## Written instruction
In the data below, find every line with the string "More" and pull it out.

Data items
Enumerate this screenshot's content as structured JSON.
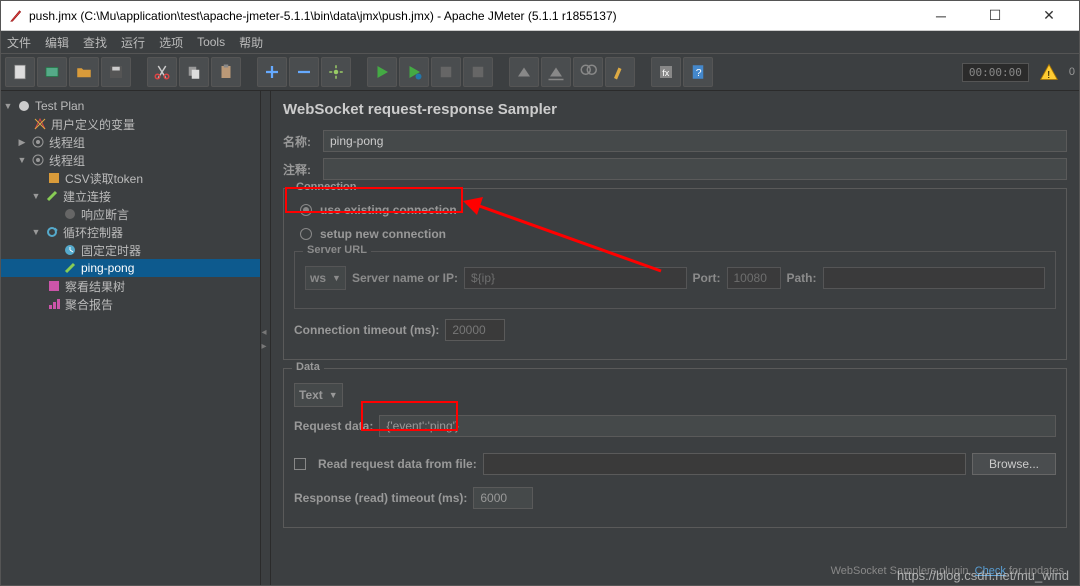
{
  "window": {
    "title": "push.jmx (C:\\Mu\\application\\test\\apache-jmeter-5.1.1\\bin\\data\\jmx\\push.jmx) - Apache JMeter (5.1.1 r1855137)",
    "timer": "00:00:00",
    "warn_count": "0"
  },
  "menu": [
    "文件",
    "编辑",
    "查找",
    "运行",
    "选项",
    "Tools",
    "帮助"
  ],
  "tree": {
    "root": "Test Plan",
    "n1": "用户定义的变量",
    "n2": "线程组",
    "n3": "线程组",
    "n4": "CSV读取token",
    "n5": "建立连接",
    "n6": "响应断言",
    "n7": "循环控制器",
    "n8": "固定定时器",
    "n9": "ping-pong",
    "n10": "察看结果树",
    "n11": "聚合报告"
  },
  "panel": {
    "title": "WebSocket request-response Sampler",
    "name_label": "名称:",
    "name_value": "ping-pong",
    "comment_label": "注释:",
    "comment_value": "",
    "conn": {
      "legend": "Connection",
      "opt_existing": "use existing connection",
      "opt_new": "setup new connection",
      "server_legend": "Server URL",
      "protocol": "ws",
      "server_label": "Server name or IP:",
      "server_value": "${ip}",
      "port_label": "Port:",
      "port_value": "10080",
      "path_label": "Path:",
      "path_value": "",
      "timeout_label": "Connection timeout (ms):",
      "timeout_value": "20000"
    },
    "data": {
      "legend": "Data",
      "type": "Text",
      "req_label": "Request data:",
      "req_value": "{'event':'ping'}",
      "file_label": "Read request data from file:",
      "file_value": "",
      "browse": "Browse...",
      "resp_label": "Response (read) timeout (ms):",
      "resp_value": "6000"
    },
    "footer_text": "WebSocket Samplers plugin. ",
    "footer_link": "Check",
    "footer_tail": " for updates."
  },
  "watermark": "https://blog.csdn.net/mu_wind"
}
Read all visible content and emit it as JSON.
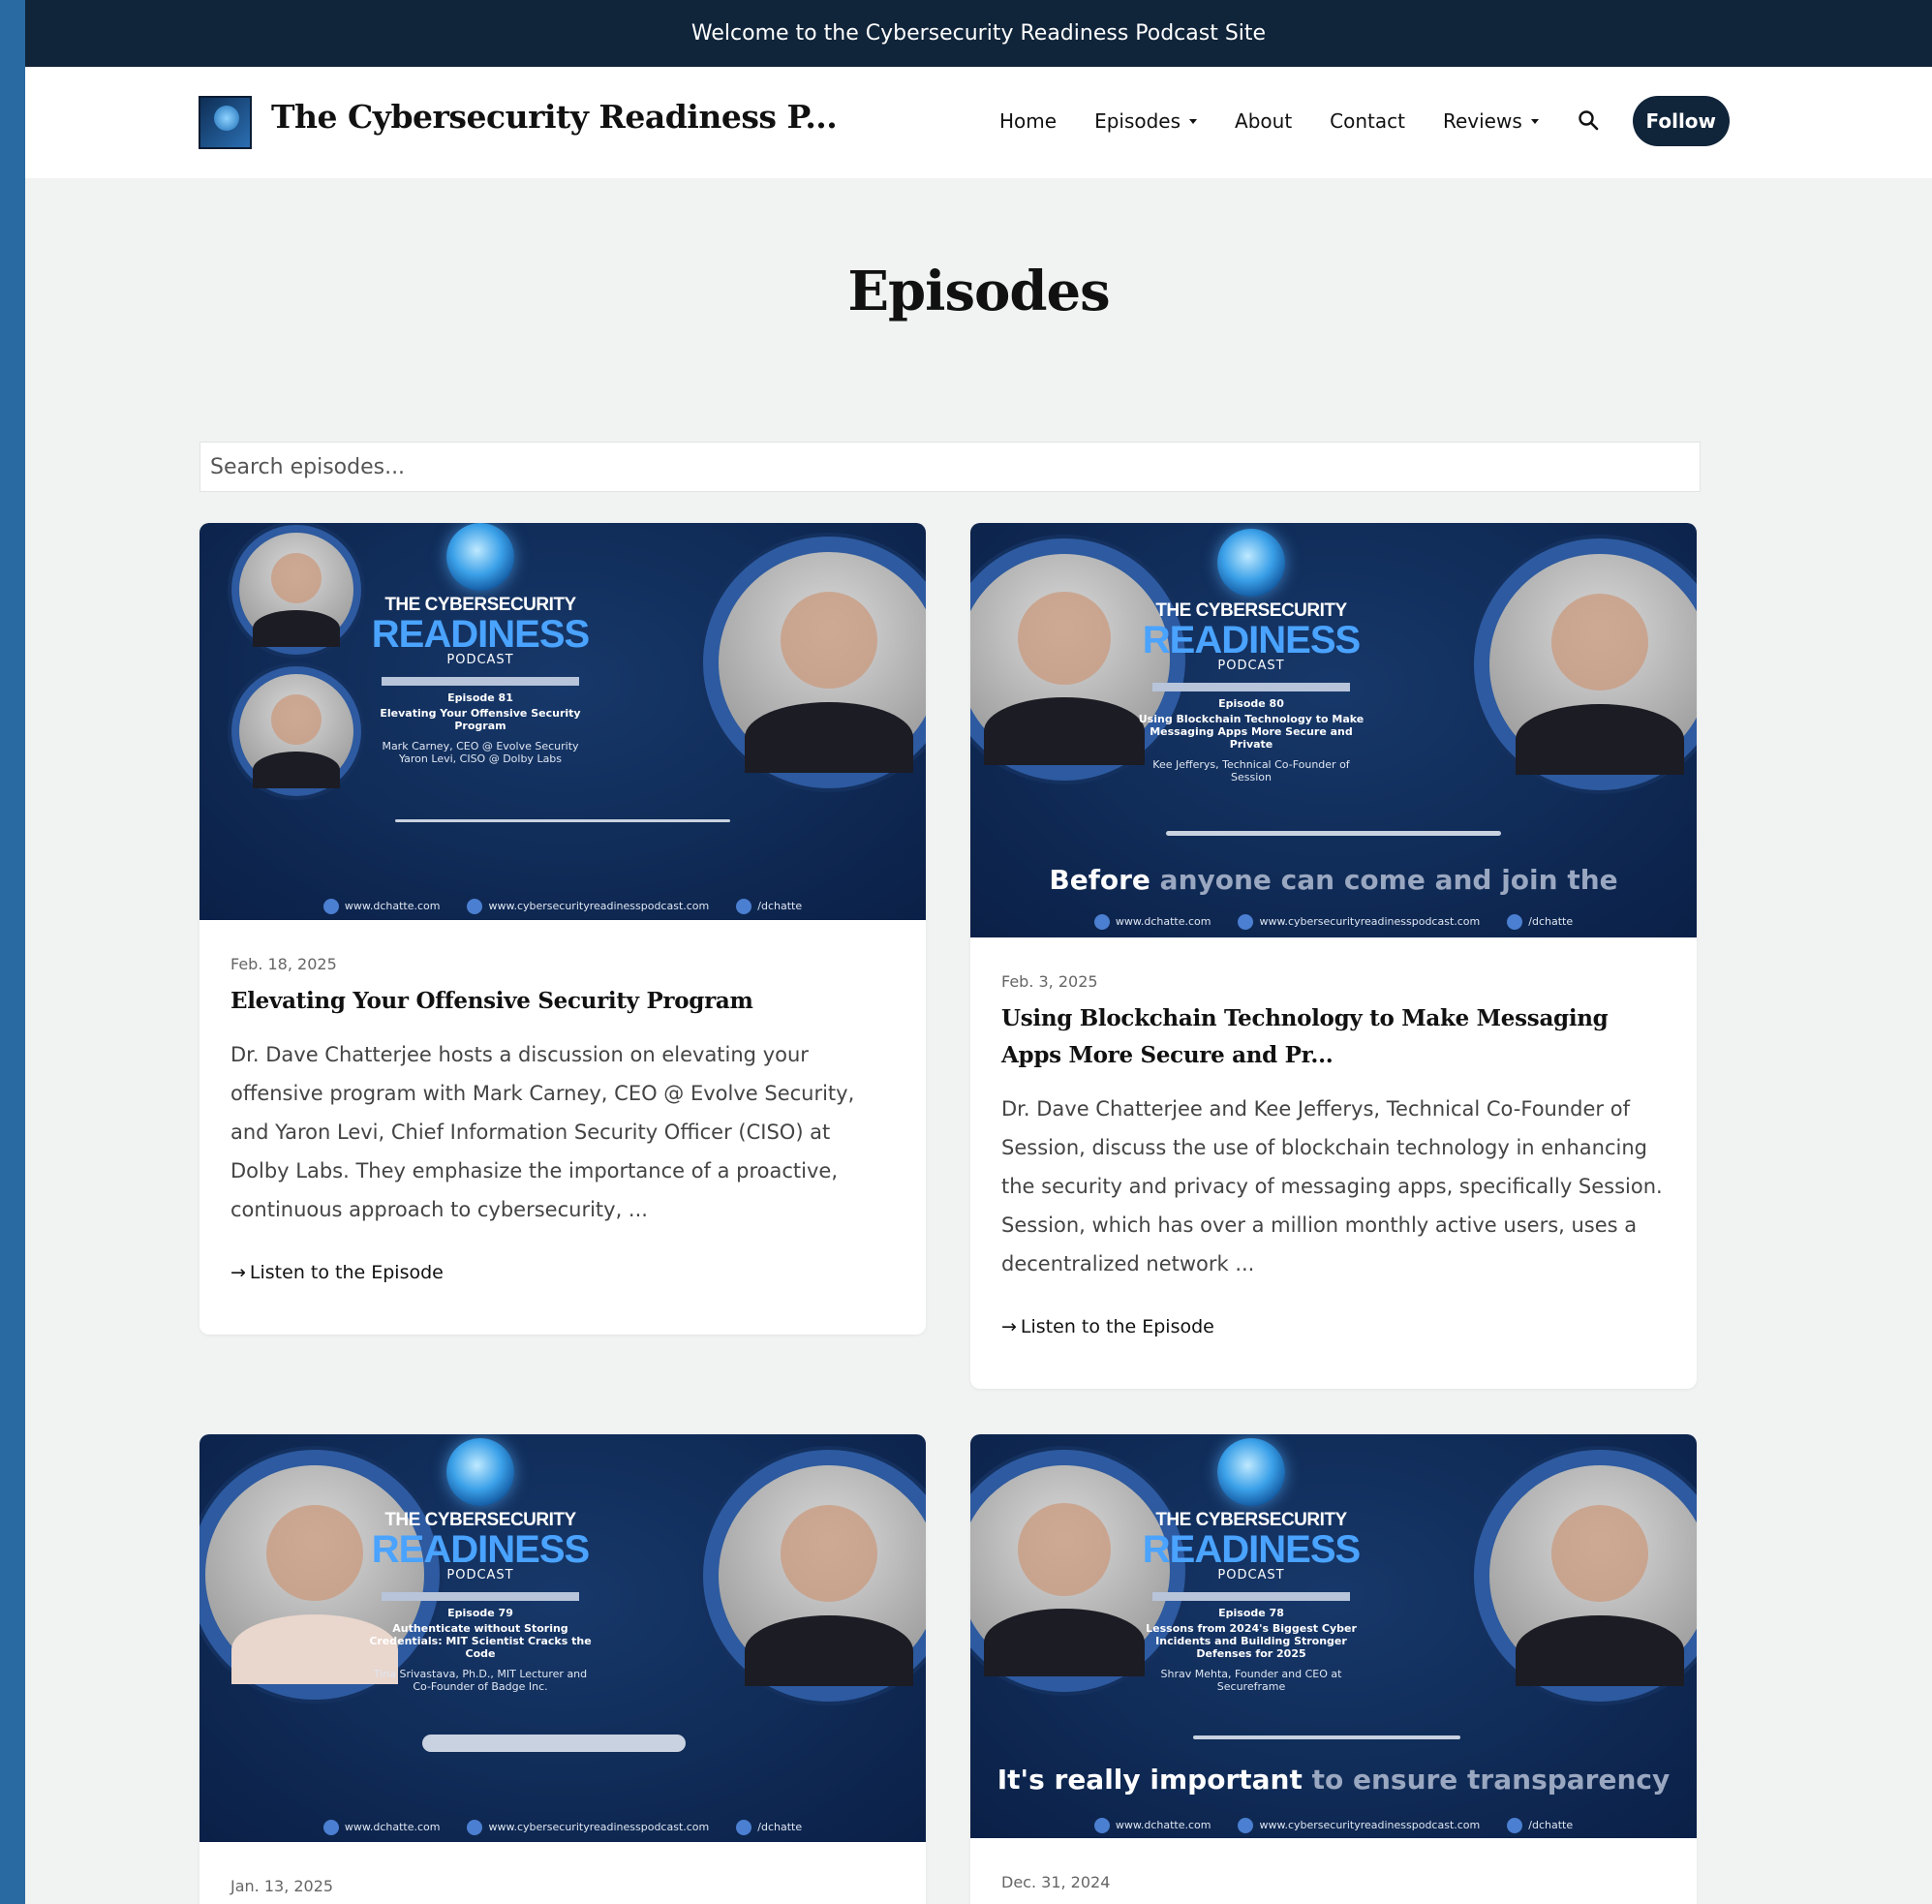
{
  "announcement": "Welcome to the Cybersecurity Readiness Podcast Site",
  "header": {
    "site_title": "The Cybersecurity Readiness P...",
    "nav": [
      {
        "label": "Home",
        "dropdown": false
      },
      {
        "label": "Episodes",
        "dropdown": true
      },
      {
        "label": "About",
        "dropdown": false
      },
      {
        "label": "Contact",
        "dropdown": false
      },
      {
        "label": "Reviews",
        "dropdown": true
      }
    ],
    "search_icon": "search-icon",
    "follow_label": "Follow"
  },
  "page_title": "Episodes",
  "search": {
    "placeholder": "Search episodes..."
  },
  "listen_label": "Listen to the Episode",
  "listen_arrow": "→",
  "thumb_brand": {
    "line1": "THE CYBERSECURITY",
    "line2": "READINESS",
    "line3": "PODCAST",
    "links": [
      "www.dchatte.com",
      "www.cybersecurityreadinesspodcast.com",
      "/dchatte"
    ]
  },
  "episodes": [
    {
      "date": "Feb. 18, 2025",
      "title": "Elevating Your Offensive Security Program",
      "excerpt": "Dr. Dave Chatterjee hosts a discussion on elevating your offensive program with Mark Carney, CEO @ Evolve Security, and Yaron Levi, Chief Information Security Officer (CISO) at Dolby Labs. They emphasize the importance of a proactive, continuous approach to cybersecurity, ...",
      "thumb": {
        "episode": "Episode 81",
        "episode_title": "Elevating Your Offensive Security Program",
        "guests": "Mark Carney, CEO @ Evolve Security\nYaron Levi, CISO @ Dolby Labs",
        "quote_bright": "",
        "quote_dim": ""
      }
    },
    {
      "date": "Feb. 3, 2025",
      "title": "Using Blockchain Technology to Make Messaging Apps More Secure and Pr...",
      "excerpt": "Dr. Dave Chatterjee and Kee Jefferys, Technical Co-Founder of Session, discuss the use of blockchain technology in enhancing the security and privacy of messaging apps, specifically Session. Session, which has over a million monthly active users, uses a decentralized network ...",
      "thumb": {
        "episode": "Episode 80",
        "episode_title": "Using Blockchain Technology to Make Messaging Apps More Secure and Private",
        "guests": "Kee Jefferys, Technical Co-Founder of Session",
        "quote_bright": "Before",
        "quote_dim": "anyone can come and join the"
      }
    },
    {
      "date": "Jan. 13, 2025",
      "title": "",
      "excerpt": "",
      "thumb": {
        "episode": "Episode 79",
        "episode_title": "Authenticate without Storing Credentials: MIT Scientist Cracks the Code",
        "guests": "Tina Srivastava, Ph.D., MIT Lecturer and Co-Founder of Badge Inc.",
        "quote_bright": "",
        "quote_dim": ""
      }
    },
    {
      "date": "Dec. 31, 2024",
      "title": "",
      "excerpt": "",
      "thumb": {
        "episode": "Episode 78",
        "episode_title": "Lessons from 2024's Biggest Cyber Incidents and Building Stronger Defenses for 2025",
        "guests": "Shrav Mehta, Founder and CEO at Secureframe",
        "quote_bright": "It's really important",
        "quote_dim": "to ensure transparency"
      }
    }
  ]
}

## Answer to this problem
      "title": "Using Blockchain Technology to Make Messaging Apps More Secure and Pr...",
        "episode_title": "Using Blockchain Technology to Make Messaging Apps More Secure and Private",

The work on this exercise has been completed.